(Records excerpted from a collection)
- - - - -
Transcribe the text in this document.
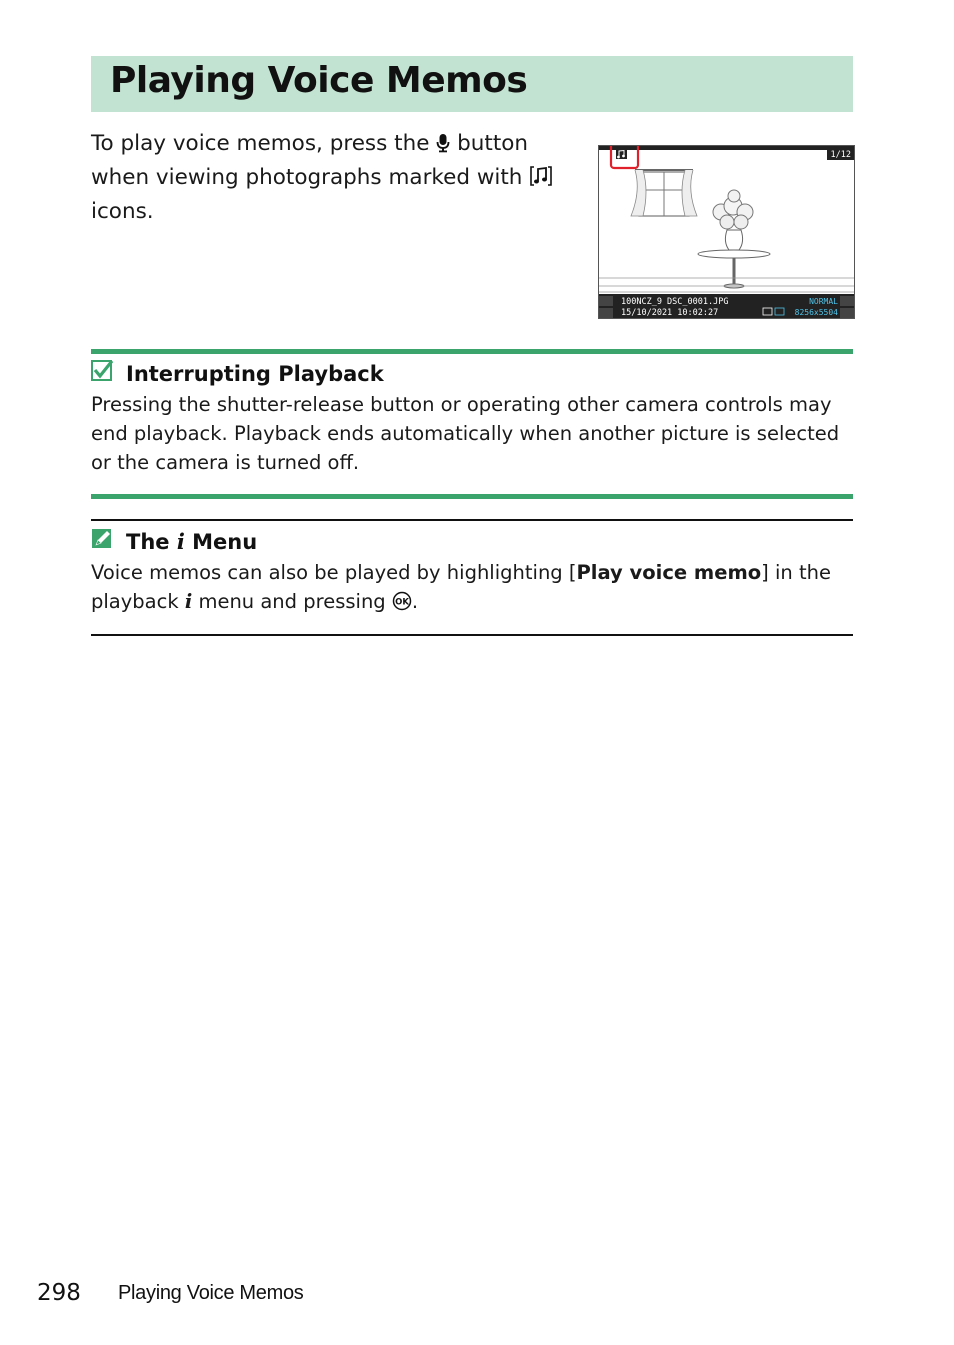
Playing Voice Memos

To play voice memos, press the  button when viewing photographs marked with  icons.

100NCZ_9 DSC_0001.JPG
15/10/2021 10:02:27
NORMAL
8256x5504
1/12
Interrupting Playback

Pressing the shutter-release button or operating other camera controls may end playback. Playback ends automatically when another picture is selected or the camera is turned off.

The i Menu

Voice memos can also be played by highlighting [Play voice memo] in the playback i menu and pressing OK .

298 Playing Voice Memos
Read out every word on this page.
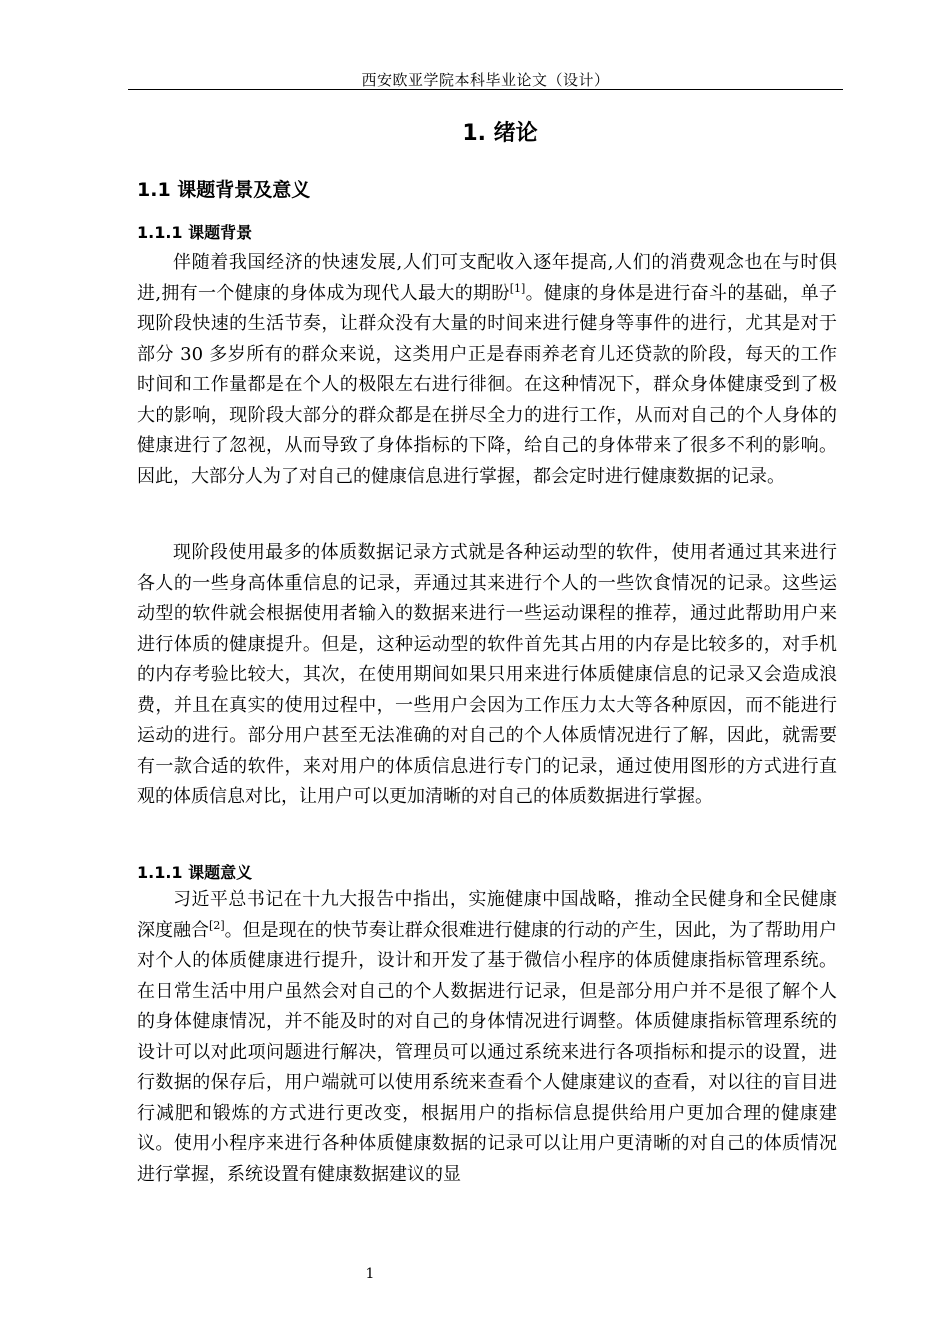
西安欧亚学院本科毕业论文（设计）
1. 绪论
1.1 课题背景及意义
1.1.1 课题背景

伴随着我国经济的快速发展,人们可支配收入逐年提高,人们的消费观念也在与时俱进,拥有一个健康的身体成为现代人最大的期盼[1]。健康的身体是进行奋斗的基础，单子现阶段快速的生活节奏，让群众没有大量的时间来进行健身等事件的进行，尤其是对于部分 30 多岁所有的群众来说，这类用户正是春雨养老育儿还贷款的阶段，每天的工作时间和工作量都是在个人的极限左右进行徘徊。在这种情况下，群众身体健康受到了极大的影响，现阶段大部分的群众都是在拼尽全力的进行工作，从而对自己的个人身体的健康进行了忽视，从而导致了身体指标的下降，给自己的身体带来了很多不利的影响。因此，大部分人为了对自己的健康信息进行掌握，都会定时进行健康数据的记录。

现阶段使用最多的体质数据记录方式就是各种运动型的软件，使用者通过其来进行各人的一些身高体重信息的记录，弄通过其来进行个人的一些饮食情况的记录。这些运动型的软件就会根据使用者输入的数据来进行一些运动课程的推荐，通过此帮助用户来进行体质的健康提升。但是，这种运动型的软件首先其占用的内存是比较多的，对手机的内存考验比较大，其次，在使用期间如果只用来进行体质健康信息的记录又会造成浪费，并且在真实的使用过程中，一些用户会因为工作压力太大等各种原因，而不能进行运动的进行。部分用户甚至无法准确的对自己的个人体质情况进行了解，因此，就需要有一款合适的软件，来对用户的体质信息进行专门的记录，通过使用图形的方式进行直观的体质信息对比，让用户可以更加清晰的对自己的体质数据进行掌握。

1.1.1 课题意义

习近平总书记在十九大报告中指出，实施健康中国战略，推动全民健身和全民健康深度融合[2]。但是现在的快节奏让群众很难进行健康的行动的产生，因此，为了帮助用户对个人的体质健康进行提升，设计和开发了基于微信小程序的体质健康指标管理系统。在日常生活中用户虽然会对自己的个人数据进行记录，但是部分用户并不是很了解个人的身体健康情况，并不能及时的对自己的身体情况进行调整。体质健康指标管理系统的设计可以对此项问题进行解决，管理员可以通过系统来进行各项指标和提示的设置，进行数据的保存后，用户端就可以使用系统来查看个人健康建议的查看，对以往的盲目进行减肥和锻炼的方式进行更改变，根据用户的指标信息提供给用户更加合理的健康建议。使用小程序来进行各种体质健康数据的记录可以让用户更清晰的对自己的体质情况进行掌握，系统设置有健康数据建议的显

1
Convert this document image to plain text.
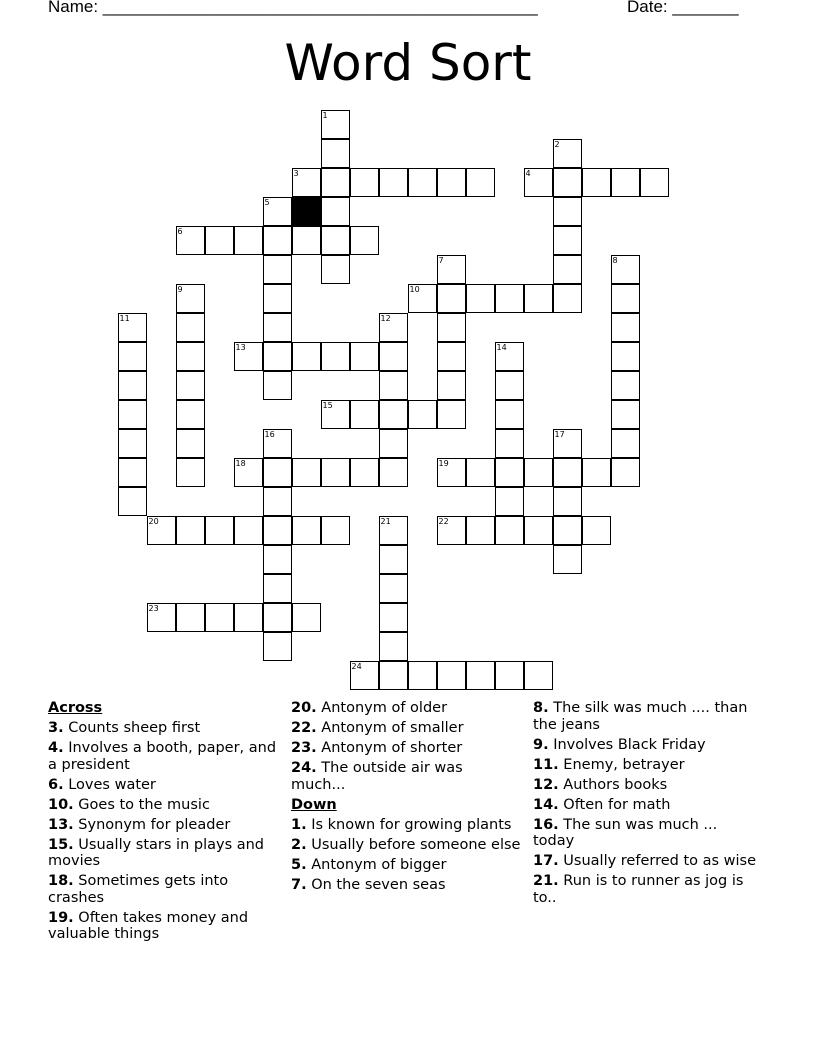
Name: ______________________________________________	Date: _______
Word Sort
3	4
6
10
13
15
18	19
20	22
23
24
1
2
5
7	8
9
11	12
14
16	17
21
Across
3. Counts sheep first
4. Involves a booth, paper, and a president
6. Loves water
10. Goes to the music
13. Synonym for pleader
15. Usually stars in plays and movies
18. Sometimes gets into crashes
19. Often takes money and valuable things
20. Antonym of older
22. Antonym of smaller
23. Antonym of shorter
24. The outside air was much...
Down
1. Is known for growing plants
2. Usually before someone else
5. Antonym of bigger
7. On the seven seas
8. The silk was much .... than the jeans
9. Involves Black Friday
11. Enemy, betrayer
12. Authors books
14. Often for math
16. The sun was much ... today
17. Usually referred to as wise
21. Run is to runner as jog is to..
- - - - -
TASK DIRECTIONS: Locate all lines in the listing above with the word "Often" and copy them.

FINAL ANSWER:
19. Often takes money and valuable things
14. Often for math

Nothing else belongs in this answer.